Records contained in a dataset
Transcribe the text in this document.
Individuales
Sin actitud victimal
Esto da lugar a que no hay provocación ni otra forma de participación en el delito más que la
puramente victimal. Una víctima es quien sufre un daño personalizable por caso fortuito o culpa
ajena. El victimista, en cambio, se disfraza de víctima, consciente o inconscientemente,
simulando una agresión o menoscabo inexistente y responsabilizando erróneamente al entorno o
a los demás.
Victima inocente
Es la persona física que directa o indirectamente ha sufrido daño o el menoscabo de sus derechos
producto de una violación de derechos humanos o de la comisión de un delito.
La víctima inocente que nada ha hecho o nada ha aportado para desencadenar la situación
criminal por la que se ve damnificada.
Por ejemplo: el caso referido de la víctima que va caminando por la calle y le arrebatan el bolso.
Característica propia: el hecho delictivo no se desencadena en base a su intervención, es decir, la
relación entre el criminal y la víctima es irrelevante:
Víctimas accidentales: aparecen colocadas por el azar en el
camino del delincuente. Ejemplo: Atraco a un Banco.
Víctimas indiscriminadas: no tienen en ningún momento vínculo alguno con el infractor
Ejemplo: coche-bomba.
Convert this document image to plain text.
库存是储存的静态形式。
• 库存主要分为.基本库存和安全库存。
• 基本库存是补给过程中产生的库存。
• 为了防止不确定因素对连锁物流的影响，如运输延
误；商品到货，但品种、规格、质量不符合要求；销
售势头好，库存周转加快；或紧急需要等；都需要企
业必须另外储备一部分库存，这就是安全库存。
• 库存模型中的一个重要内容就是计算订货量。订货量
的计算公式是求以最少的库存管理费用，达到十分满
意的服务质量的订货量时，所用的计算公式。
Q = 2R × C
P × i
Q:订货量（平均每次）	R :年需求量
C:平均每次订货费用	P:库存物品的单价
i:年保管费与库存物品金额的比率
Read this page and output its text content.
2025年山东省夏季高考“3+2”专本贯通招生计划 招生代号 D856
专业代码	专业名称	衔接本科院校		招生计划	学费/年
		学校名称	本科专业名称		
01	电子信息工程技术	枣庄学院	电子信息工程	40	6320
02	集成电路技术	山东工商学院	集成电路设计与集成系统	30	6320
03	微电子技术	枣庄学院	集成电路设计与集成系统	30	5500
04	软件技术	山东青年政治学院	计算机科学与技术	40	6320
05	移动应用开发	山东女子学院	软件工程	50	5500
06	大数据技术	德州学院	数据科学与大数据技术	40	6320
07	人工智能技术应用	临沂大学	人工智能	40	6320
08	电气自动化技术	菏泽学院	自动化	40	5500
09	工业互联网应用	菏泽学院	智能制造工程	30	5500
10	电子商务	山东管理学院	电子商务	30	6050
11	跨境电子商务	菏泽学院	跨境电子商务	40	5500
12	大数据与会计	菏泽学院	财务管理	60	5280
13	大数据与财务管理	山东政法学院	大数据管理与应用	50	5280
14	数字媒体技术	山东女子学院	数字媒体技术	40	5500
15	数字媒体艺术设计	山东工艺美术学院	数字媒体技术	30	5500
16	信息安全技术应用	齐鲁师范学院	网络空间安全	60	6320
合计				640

Aim of the exercise:
Faithfully transcribe the whole of the data.

Answer in full:
Transcribe the text in this document.
Individuales
Sin actitud victimal
Esto da lugar a que no hay provocación ni otra forma de participación en el delito más que la
puramente victimal. Una víctima es quien sufre un daño personalizable por caso fortuito o culpa
ajena. El victimista, en cambio, se disfraza de víctima, consciente o inconscientemente,
simulando una agresión o menoscabo inexistente y responsabilizando erróneamente al entorno o
a los demás.
Victima inocente
Es la persona física que directa o indirectamente ha sufrido daño o el menoscabo de sus derechos
producto de una violación de derechos humanos o de la comisión de un delito.
La víctima inocente que nada ha hecho o nada ha aportado para desencadenar la situación
criminal por la que se ve damnificada.
Por ejemplo: el caso referido de la víctima que va caminando por la calle y le arrebatan el bolso.
Característica propia: el hecho delictivo no se desencadena en base a su intervención, es decir, la
relación entre el criminal y la víctima es irrelevante:
Víctimas accidentales: aparecen colocadas por el azar en el
camino del delincuente. Ejemplo: Atraco a un Banco.
Víctimas indiscriminadas: no tienen en ningún momento vínculo alguno con el infractor
Ejemplo: coche-bomba.
Convert this document image to plain text.
库存是储存的静态形式。
• 库存主要分为.基本库存和安全库存。
• 基本库存是补给过程中产生的库存。
• 为了防止不确定因素对连锁物流的影响，如运输延
误；商品到货，但品种、规格、质量不符合要求；销
售势头好，库存周转加快；或紧急需要等；都需要企
业必须另外储备一部分库存，这就是安全库存。
• 库存模型中的一个重要内容就是计算订货量。订货量
的计算公式是求以最少的库存管理费用，达到十分满
意的服务质量的订货量时，所用的计算公式。
Q = 2R × C
P × i
Q:订货量（平均每次）	R :年需求量
C:平均每次订货费用	P:库存物品的单价
i:年保管费与库存物品金额的比率
Read this page and output its text content.
2025年山东省夏季高考“3+2”专本贯通招生计划 招生代号 D856
专业代码	专业名称	衔接本科院校		招生计划	学费/年
		学校名称	本科专业名称		
01	电子信息工程技术	枣庄学院	电子信息工程	40	6320
02	集成电路技术	山东工商学院	集成电路设计与集成系统	30	6320
03	微电子技术	枣庄学院	集成电路设计与集成系统	30	5500
04	软件技术	山东青年政治学院	计算机科学与技术	40	6320
05	移动应用开发	山东女子学院	软件工程	50	5500
06	大数据技术	德州学院	数据科学与大数据技术	40	6320
07	人工智能技术应用	临沂大学	人工智能	40	6320
08	电气自动化技术	菏泽学院	自动化	40	5500
09	工业互联网应用	菏泽学院	智能制造工程	30	5500
10	电子商务	山东管理学院	电子商务	30	6050
11	跨境电子商务	菏泽学院	跨境电子商务	40	5500
12	大数据与会计	菏泽学院	财务管理	60	5280
13	大数据与财务管理	山东政法学院	大数据管理与应用	50	5280
14	数字媒体技术	山东女子学院	数字媒体技术	40	5500
15	数字媒体艺术设计	山东工艺美术学院	数字媒体技术	30	5500
16	信息安全技术应用	齐鲁师范学院	网络空间安全	60	6320
合计				640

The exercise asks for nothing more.